__Text segment__
□ □ □ □

The Homeschool High School Motto: “Always Be Prepared”
High school can be like driving on autopilot—when you arrive at your destination but don’t remember anything about the trip! When you homeschool high school sometimes life goes by and your child is a senior before you know what happened.
On Tuesday a panicked parent of a senior in high school called. “I’m in a bind! I just found out that I need a high school transcript to go with my child’s college application by Thursday. Can you help?” As much as I would love to help everyone all the time, sometimes it’s not possible unless parents plan ahead. Planning ahead allows for the possibility of college.
College preparation is critical for students who plan on going to college. College-bound students need course work that will prepare them. Students need college admission tests, and parents need to learn about grades and credits. College preparation for college bound students is expected.
What can college preparation provide for students who will not go to college?

□ □ □ □

__Data excerpts__
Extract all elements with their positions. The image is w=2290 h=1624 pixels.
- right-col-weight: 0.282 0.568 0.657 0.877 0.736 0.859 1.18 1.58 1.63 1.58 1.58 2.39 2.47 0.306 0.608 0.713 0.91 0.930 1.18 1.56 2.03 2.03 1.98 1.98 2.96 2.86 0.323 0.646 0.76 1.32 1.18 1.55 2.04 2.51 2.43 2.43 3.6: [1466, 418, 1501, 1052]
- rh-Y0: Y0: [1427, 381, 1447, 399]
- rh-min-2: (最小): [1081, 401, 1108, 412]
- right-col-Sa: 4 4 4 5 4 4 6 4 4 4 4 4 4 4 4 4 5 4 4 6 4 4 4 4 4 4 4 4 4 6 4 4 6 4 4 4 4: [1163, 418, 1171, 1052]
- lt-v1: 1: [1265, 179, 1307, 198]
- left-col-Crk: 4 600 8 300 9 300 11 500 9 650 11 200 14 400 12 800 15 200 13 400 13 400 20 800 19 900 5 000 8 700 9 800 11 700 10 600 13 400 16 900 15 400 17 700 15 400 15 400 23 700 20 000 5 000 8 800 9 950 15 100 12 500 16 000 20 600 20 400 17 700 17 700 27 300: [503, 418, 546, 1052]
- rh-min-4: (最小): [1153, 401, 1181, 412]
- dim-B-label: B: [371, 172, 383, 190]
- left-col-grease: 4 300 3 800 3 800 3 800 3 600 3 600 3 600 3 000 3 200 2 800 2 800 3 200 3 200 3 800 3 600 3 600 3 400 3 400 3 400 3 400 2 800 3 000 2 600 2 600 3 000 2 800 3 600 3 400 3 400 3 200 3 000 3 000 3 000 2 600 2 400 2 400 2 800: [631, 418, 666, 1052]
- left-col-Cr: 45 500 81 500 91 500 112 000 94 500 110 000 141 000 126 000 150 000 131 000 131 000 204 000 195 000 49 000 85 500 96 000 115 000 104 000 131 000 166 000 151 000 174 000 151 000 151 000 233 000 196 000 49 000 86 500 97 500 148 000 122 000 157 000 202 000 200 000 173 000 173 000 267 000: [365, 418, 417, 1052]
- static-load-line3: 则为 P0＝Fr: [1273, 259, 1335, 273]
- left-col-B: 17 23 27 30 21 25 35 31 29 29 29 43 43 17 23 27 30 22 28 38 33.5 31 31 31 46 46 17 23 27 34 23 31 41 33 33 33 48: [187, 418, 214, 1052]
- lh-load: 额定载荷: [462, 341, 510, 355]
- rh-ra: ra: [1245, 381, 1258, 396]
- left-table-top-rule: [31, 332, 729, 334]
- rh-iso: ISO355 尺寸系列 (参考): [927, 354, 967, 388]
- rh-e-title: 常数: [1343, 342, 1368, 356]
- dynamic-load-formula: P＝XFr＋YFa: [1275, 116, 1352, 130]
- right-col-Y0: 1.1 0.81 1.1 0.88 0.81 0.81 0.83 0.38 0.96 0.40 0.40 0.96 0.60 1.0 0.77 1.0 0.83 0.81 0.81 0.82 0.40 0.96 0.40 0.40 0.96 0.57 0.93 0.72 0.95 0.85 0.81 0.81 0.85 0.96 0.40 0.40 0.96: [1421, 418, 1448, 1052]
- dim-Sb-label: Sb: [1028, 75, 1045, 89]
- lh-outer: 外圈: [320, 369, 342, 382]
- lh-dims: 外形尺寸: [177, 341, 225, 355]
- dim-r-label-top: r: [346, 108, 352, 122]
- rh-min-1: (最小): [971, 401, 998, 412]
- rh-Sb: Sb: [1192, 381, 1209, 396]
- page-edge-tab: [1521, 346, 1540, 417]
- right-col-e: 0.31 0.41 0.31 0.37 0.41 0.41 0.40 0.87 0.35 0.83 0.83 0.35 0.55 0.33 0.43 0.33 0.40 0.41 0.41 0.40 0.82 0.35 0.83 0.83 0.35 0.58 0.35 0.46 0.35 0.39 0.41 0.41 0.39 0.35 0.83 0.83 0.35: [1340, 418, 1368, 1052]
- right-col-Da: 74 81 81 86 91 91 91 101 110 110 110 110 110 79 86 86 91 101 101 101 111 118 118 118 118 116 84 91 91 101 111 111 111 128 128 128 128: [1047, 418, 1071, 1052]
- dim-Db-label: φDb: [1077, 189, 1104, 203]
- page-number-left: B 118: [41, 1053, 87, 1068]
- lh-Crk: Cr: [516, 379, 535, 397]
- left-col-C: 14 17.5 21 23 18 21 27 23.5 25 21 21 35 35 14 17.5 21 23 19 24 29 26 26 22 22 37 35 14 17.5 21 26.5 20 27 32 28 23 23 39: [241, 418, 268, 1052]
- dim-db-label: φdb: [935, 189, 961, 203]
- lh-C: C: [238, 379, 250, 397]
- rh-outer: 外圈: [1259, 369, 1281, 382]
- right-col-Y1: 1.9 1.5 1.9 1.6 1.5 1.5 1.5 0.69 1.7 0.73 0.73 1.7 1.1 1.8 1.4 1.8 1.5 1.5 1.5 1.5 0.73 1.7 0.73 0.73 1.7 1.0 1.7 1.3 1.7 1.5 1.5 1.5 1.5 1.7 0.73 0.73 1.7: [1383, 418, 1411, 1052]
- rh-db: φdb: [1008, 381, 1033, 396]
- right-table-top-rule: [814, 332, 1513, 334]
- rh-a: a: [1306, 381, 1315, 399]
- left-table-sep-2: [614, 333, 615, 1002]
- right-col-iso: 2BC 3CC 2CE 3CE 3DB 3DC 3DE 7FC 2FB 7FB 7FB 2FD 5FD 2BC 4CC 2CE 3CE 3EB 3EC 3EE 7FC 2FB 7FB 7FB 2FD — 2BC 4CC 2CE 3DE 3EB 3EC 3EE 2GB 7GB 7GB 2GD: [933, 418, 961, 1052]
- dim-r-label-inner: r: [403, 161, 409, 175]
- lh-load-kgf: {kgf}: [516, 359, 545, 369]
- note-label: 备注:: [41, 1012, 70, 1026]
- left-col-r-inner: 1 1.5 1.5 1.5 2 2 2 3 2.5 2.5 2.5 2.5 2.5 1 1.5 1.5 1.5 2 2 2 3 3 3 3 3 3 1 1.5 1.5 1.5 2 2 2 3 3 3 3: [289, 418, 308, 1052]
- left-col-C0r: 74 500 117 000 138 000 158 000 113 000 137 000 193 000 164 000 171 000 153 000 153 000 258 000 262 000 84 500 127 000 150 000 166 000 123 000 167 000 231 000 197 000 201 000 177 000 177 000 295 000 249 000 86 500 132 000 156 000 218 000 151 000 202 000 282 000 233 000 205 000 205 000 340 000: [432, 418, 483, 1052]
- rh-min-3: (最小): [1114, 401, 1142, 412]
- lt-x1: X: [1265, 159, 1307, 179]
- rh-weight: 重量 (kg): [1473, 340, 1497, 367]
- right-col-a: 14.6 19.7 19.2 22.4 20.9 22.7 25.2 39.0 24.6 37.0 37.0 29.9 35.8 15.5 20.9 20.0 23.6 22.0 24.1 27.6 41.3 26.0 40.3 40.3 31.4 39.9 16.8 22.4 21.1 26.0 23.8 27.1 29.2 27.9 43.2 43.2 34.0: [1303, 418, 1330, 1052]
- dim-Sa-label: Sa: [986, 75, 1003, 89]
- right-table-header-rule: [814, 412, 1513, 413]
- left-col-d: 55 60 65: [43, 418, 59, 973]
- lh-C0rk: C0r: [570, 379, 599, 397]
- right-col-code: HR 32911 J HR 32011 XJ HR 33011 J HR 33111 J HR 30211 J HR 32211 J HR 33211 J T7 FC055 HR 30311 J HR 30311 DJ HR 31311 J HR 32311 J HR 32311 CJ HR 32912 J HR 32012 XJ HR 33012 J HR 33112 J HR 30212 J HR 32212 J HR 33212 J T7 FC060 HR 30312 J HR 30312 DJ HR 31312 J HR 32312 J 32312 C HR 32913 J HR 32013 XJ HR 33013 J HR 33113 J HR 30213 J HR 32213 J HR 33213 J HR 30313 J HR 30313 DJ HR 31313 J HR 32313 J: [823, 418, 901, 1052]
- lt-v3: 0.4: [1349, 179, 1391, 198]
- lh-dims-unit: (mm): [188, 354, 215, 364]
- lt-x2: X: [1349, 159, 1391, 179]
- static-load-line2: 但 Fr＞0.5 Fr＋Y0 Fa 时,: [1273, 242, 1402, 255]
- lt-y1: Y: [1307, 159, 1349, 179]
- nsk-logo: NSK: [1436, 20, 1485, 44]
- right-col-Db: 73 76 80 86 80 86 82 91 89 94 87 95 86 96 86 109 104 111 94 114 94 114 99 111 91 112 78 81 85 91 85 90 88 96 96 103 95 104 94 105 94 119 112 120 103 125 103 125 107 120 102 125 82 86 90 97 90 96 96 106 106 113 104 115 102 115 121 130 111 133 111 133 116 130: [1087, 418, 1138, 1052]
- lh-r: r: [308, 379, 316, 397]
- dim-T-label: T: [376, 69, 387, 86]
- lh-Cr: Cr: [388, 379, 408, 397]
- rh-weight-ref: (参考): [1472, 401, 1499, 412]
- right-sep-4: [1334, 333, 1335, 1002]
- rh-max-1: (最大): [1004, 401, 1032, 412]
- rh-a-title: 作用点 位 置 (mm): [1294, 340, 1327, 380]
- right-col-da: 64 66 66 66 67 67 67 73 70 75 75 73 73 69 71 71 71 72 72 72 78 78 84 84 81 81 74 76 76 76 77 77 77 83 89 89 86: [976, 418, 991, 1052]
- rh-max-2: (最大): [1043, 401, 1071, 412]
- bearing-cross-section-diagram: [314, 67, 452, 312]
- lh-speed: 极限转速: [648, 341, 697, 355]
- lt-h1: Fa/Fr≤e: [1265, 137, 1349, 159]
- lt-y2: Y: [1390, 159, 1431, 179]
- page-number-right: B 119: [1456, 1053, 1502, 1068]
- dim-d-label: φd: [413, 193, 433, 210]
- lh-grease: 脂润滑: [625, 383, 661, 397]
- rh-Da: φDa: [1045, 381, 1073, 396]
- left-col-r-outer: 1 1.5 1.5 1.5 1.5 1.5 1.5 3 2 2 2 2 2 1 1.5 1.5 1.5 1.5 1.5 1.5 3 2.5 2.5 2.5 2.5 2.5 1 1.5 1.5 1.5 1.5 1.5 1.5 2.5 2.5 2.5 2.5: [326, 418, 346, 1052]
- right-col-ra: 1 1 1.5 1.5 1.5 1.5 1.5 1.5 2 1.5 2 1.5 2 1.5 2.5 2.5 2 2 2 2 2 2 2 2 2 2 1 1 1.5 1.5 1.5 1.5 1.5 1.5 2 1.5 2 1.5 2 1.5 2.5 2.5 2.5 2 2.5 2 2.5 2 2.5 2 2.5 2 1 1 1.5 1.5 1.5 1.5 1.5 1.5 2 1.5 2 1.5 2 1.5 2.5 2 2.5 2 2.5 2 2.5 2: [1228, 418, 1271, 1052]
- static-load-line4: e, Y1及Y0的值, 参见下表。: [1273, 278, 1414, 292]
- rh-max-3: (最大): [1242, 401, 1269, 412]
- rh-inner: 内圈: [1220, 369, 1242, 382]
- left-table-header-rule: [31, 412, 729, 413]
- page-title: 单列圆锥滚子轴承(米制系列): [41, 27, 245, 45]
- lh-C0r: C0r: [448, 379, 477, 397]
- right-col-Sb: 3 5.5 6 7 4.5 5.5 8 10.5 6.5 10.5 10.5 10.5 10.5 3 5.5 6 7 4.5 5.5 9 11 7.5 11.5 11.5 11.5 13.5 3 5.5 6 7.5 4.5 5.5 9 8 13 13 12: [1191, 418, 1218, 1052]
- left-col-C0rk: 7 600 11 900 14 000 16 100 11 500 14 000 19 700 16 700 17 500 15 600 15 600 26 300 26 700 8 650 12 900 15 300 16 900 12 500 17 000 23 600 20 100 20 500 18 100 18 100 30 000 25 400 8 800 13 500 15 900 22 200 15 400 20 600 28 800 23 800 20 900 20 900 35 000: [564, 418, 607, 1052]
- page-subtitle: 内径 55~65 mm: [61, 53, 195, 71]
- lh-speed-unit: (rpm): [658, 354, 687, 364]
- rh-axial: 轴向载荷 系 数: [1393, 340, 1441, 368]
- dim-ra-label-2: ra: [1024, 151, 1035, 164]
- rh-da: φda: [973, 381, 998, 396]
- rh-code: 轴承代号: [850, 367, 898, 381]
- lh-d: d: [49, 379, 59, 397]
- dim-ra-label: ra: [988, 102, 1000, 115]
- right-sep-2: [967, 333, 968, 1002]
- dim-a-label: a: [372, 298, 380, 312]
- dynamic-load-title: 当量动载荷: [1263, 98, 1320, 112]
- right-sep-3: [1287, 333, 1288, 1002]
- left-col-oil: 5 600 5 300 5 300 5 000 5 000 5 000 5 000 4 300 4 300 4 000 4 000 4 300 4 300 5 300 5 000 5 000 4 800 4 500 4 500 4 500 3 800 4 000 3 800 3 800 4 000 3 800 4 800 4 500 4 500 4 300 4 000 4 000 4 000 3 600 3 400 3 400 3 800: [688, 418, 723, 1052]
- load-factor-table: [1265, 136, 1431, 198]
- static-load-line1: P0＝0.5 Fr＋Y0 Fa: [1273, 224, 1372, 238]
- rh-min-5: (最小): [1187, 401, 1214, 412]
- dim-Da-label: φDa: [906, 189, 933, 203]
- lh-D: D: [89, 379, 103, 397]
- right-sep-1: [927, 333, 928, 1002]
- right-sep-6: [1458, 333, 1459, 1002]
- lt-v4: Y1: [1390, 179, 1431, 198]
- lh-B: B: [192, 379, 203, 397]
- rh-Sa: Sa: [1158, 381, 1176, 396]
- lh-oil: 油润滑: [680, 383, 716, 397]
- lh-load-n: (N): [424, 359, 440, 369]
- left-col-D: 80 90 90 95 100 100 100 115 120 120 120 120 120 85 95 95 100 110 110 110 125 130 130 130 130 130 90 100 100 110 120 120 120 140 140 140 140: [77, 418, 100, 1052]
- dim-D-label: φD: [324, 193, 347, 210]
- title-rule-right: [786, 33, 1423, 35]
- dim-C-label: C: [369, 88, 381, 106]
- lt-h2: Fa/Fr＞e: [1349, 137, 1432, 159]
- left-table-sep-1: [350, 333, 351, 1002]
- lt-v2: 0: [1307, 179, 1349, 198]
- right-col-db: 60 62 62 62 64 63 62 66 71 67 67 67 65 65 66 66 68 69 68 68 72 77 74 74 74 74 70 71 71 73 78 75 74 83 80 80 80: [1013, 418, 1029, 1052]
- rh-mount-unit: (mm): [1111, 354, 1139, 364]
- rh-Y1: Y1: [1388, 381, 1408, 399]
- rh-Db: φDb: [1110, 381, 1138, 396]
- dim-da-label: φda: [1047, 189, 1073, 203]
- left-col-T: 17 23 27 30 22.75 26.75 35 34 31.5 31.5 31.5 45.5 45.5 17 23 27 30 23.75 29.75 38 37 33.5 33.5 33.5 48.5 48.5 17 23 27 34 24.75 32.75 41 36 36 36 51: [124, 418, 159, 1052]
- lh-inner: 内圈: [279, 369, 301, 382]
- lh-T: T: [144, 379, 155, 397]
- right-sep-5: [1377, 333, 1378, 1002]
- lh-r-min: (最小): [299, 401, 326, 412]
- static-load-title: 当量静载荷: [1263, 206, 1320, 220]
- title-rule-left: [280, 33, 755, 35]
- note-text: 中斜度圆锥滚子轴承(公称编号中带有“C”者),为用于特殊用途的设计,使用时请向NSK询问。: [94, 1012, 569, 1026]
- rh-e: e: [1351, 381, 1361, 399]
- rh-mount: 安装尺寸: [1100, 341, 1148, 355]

□ □ □ □

__Written task A__
In the homeschool high school text, by what day did the parent who called need a high school transcript?
__Written task B__
Write out the homeschool high school text from "On Tuesday a" up to and including "students is expected.".
The records have no connection to the text about homeschooling high school.

__Worked answer A__
By Thursday.

__Worked answer B__
On Tuesday a panicked parent of a senior in high school called. “I’m in a bind! I just found out that I need a high school transcript to go with my child’s college application by Thursday. Can you help?” As much as I would love to help everyone all the time, sometimes it’s not possible unless parents plan ahead. Planning ahead allows for the possibility of college.
College preparation is critical for students who plan on going to college. College-bound students need course work that will prepare them. Students need college admission tests, and parents need to learn about grades and credits. College preparation for college bound students is expected.